** Aim of the task **
Format the lines from the one containing "tab-subscriptions[interactable]: 我的订阅 —" through the one containing "tab-skin[interactable]: 换肤 —", both included, as a JSON list of strings with one string per line and blank lines omitted.

** Material provided **

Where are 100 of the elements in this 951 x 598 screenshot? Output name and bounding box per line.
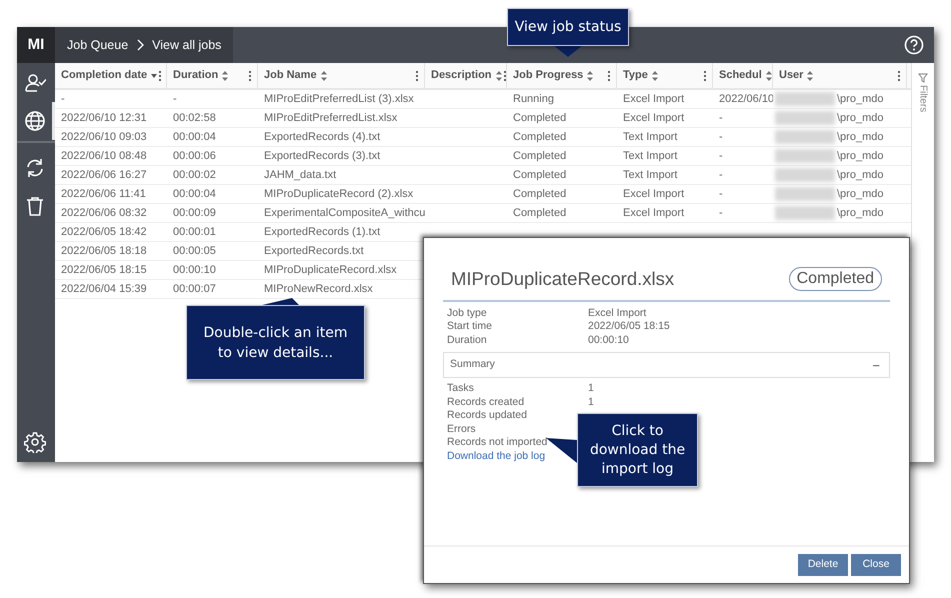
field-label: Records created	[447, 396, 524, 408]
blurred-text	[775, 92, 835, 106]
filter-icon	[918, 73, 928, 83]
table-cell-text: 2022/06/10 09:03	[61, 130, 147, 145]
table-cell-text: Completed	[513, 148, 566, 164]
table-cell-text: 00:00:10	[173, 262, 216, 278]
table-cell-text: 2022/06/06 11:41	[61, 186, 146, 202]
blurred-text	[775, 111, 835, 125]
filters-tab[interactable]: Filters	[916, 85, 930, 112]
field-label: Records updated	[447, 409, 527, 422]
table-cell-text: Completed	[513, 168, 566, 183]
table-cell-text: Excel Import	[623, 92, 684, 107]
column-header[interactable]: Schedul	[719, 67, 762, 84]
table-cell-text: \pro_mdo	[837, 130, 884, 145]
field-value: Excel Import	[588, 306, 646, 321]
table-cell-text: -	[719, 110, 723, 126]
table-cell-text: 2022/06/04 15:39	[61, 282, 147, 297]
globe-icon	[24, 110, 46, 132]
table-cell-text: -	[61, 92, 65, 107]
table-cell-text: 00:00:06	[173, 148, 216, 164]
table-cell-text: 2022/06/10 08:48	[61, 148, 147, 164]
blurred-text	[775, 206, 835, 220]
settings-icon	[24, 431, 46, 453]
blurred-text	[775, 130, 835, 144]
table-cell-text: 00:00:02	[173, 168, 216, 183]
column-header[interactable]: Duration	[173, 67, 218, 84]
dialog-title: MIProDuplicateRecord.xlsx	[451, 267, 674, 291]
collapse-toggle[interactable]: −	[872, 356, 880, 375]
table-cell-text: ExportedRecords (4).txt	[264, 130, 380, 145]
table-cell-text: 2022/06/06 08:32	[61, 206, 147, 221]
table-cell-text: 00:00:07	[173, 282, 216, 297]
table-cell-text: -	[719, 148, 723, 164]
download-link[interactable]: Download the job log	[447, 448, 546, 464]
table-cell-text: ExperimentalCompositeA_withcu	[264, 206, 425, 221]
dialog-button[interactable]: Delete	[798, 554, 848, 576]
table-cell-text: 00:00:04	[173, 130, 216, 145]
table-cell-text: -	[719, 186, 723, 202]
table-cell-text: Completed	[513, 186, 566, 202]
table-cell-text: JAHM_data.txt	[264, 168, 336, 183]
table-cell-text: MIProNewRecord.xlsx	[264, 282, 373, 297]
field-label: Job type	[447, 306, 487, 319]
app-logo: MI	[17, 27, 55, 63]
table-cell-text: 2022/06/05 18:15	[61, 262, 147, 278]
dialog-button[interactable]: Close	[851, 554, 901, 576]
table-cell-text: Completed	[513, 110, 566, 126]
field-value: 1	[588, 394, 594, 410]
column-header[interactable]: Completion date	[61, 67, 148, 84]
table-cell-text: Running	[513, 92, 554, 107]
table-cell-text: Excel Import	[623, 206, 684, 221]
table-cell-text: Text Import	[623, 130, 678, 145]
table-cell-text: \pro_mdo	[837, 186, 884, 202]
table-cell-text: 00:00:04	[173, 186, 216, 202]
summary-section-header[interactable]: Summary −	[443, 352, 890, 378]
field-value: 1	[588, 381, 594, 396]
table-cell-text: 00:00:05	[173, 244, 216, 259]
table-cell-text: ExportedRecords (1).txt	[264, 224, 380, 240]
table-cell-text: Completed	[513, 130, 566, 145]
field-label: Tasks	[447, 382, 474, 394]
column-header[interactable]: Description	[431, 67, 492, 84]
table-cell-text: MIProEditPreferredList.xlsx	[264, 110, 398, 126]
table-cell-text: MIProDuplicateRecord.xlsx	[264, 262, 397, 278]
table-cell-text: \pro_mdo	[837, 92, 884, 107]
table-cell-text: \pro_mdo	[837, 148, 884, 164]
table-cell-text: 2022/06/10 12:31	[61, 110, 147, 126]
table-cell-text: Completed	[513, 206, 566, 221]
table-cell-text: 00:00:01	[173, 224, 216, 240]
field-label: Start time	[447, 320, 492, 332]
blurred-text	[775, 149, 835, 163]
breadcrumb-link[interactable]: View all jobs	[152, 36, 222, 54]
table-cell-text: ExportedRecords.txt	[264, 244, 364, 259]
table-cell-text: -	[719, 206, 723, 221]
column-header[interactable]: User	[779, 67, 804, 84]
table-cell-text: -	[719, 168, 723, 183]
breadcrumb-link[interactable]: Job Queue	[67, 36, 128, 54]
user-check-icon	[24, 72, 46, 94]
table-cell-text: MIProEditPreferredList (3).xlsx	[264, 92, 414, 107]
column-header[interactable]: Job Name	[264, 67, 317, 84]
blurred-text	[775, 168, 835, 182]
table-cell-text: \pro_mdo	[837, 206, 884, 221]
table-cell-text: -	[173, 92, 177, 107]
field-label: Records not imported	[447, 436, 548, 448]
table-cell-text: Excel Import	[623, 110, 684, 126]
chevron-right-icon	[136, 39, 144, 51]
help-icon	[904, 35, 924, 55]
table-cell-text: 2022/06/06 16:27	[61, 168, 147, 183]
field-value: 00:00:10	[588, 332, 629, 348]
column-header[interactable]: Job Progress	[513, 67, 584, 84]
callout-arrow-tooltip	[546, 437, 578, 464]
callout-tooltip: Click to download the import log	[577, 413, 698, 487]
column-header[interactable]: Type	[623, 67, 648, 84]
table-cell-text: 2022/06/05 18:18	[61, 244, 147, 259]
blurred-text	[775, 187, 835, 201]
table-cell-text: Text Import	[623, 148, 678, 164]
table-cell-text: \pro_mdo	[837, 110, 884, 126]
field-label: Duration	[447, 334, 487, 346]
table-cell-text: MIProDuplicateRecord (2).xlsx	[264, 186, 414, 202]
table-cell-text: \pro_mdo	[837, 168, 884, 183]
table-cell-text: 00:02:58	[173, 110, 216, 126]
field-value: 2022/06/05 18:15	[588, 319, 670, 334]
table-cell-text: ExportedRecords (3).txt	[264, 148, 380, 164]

* * *

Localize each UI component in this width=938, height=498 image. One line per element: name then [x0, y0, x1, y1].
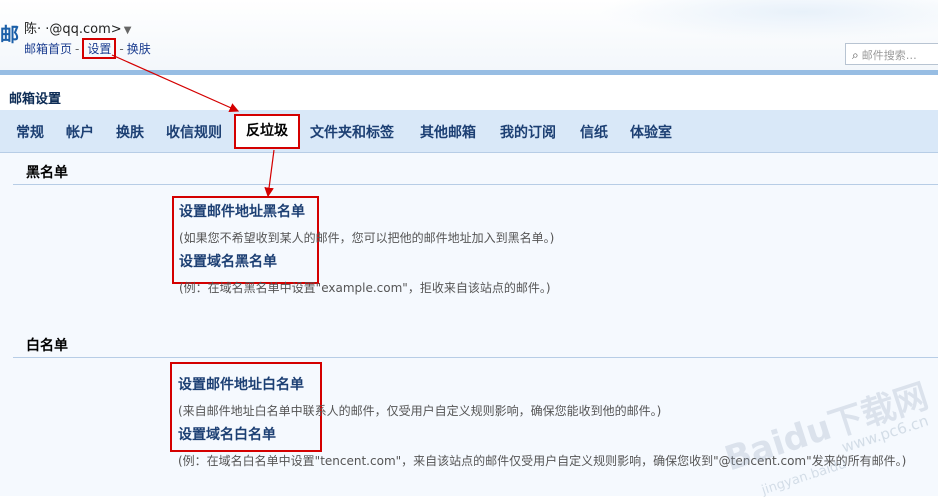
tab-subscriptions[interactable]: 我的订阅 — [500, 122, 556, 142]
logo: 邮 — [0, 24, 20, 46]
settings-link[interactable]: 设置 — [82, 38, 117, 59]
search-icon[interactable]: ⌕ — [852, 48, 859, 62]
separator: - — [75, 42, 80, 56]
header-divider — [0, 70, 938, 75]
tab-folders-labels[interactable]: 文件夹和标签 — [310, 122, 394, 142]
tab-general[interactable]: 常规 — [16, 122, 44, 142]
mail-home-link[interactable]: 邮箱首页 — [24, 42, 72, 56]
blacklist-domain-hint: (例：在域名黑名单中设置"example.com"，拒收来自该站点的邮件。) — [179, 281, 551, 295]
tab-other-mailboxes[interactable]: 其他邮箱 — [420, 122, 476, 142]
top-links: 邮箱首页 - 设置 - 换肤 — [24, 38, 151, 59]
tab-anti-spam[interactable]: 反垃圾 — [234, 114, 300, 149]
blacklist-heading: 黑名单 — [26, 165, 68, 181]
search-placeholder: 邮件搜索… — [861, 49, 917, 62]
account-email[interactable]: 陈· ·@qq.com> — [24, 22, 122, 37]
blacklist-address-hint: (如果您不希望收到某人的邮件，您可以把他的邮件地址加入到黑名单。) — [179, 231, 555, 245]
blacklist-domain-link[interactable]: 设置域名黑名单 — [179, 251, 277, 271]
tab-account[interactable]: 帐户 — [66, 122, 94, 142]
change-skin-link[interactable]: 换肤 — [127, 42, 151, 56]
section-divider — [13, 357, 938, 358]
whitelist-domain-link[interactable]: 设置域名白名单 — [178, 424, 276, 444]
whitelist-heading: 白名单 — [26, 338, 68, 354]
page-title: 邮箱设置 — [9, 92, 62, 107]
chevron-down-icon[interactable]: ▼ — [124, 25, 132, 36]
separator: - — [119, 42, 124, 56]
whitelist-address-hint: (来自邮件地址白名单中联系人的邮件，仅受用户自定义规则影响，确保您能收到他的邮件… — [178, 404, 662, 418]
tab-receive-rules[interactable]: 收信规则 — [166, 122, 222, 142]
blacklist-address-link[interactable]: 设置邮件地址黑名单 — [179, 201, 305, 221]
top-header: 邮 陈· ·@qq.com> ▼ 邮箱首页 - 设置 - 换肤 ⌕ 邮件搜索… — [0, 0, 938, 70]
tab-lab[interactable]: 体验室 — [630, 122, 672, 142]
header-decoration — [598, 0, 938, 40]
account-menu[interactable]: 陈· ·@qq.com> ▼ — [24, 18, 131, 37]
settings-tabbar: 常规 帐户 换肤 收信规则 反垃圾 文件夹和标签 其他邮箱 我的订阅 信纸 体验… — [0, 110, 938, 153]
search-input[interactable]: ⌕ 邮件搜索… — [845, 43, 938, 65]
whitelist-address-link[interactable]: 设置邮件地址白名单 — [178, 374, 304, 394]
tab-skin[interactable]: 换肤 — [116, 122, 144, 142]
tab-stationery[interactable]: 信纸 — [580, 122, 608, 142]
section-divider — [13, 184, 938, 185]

** Task response **
[
  "tab-subscriptions[interactable]: 我的订阅 — [500, 122, 556, 142]",
  "logo: 邮 — [0, 24, 20, 46]",
  "settings-link[interactable]: 设置 — [82, 38, 117, 59]",
  "search-icon[interactable]: ⌕ — [852, 48, 859, 62]",
  "separator: - — [75, 42, 80, 56]",
  "header-divider — [0, 70, 938, 75]",
  "tab-folders-labels[interactable]: 文件夹和标签 — [310, 122, 394, 142]",
  "tab-general[interactable]: 常规 — [16, 122, 44, 142]",
  "mail-home-link[interactable]: 邮箱首页 — [24, 42, 72, 56]",
  "blacklist-domain-hint: (例：在域名黑名单中设置\"example.com\"，拒收来自该站点的邮件。) — [179, 281, 551, 295]",
  "tab-other-mailboxes[interactable]: 其他邮箱 — [420, 122, 476, 142]",
  "top-links: 邮箱首页 - 设置 - 换肤 — [24, 38, 151, 59]",
  "tab-anti-spam[interactable]: 反垃圾 — [234, 114, 300, 149]",
  "blacklist-heading: 黑名单 — [26, 165, 68, 181]",
  "search-placeholder: 邮件搜索… — [861, 49, 917, 62]",
  "account-email[interactable]: 陈· ·@qq.com> — [24, 22, 122, 37]",
  "blacklist-address-hint: (如果您不希望收到某人的邮件，您可以把他的邮件地址加入到黑名单。) — [179, 231, 555, 245]",
  "blacklist-domain-link[interactable]: 设置域名黑名单 — [179, 251, 277, 271]",
  "tab-account[interactable]: 帐户 — [66, 122, 94, 142]",
  "change-skin-link[interactable]: 换肤 — [127, 42, 151, 56]",
  "section-divider — [13, 357, 938, 358]",
  "whitelist-domain-link[interactable]: 设置域名白名单 — [178, 424, 276, 444]",
  "whitelist-heading: 白名单 — [26, 338, 68, 354]",
  "page-title: 邮箱设置 — [9, 92, 62, 107]",
  "chevron-down-icon[interactable]: ▼ — [124, 25, 132, 36]",
  "separator: - — [119, 42, 124, 56]",
  "whitelist-address-hint: (来自邮件地址白名单中联系人的邮件，仅受用户自定义规则影响，确保您能收到他的邮件… — [178, 404, 662, 418]",
  "tab-receive-rules[interactable]: 收信规则 — [166, 122, 222, 142]",
  "blacklist-address-link[interactable]: 设置邮件地址黑名单 — [179, 201, 305, 221]",
  "top-header: 邮 陈· ·@qq.com> ▼ 邮箱首页 - 设置 - 换肤 ⌕ 邮件搜索… — [0, 0, 938, 70]",
  "tab-lab[interactable]: 体验室 — [630, 122, 672, 142]",
  "header-decoration — [598, 0, 938, 40]",
  "account-menu[interactable]: 陈· ·@qq.com> ▼ — [24, 18, 131, 37]",
  "settings-tabbar: 常规 帐户 换肤 收信规则 反垃圾 文件夹和标签 其他邮箱 我的订阅 信纸 体验… — [0, 110, 938, 153]",
  "search-input[interactable]: ⌕ 邮件搜索… — [845, 43, 938, 65]",
  "whitelist-address-link[interactable]: 设置邮件地址白名单 — [178, 374, 304, 394]",
  "tab-skin[interactable]: 换肤 — [116, 122, 144, 142]"
]